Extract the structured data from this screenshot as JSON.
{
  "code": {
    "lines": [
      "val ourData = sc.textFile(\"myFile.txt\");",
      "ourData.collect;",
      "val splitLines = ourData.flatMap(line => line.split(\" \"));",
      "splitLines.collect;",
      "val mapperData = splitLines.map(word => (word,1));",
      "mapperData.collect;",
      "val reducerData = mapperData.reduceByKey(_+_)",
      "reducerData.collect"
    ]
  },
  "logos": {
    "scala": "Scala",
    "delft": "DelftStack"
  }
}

==*==

_AIM OF THE EXERCISE_
Using the entries above, return each line that includes the word "splitLines".

_REPLY TO THE EXERCISE_
      "val splitLines = ourData.flatMap(line => line.split(\" \"));",
      "splitLines.collect;",
      "val mapperData = splitLines.map(word => (word,1));",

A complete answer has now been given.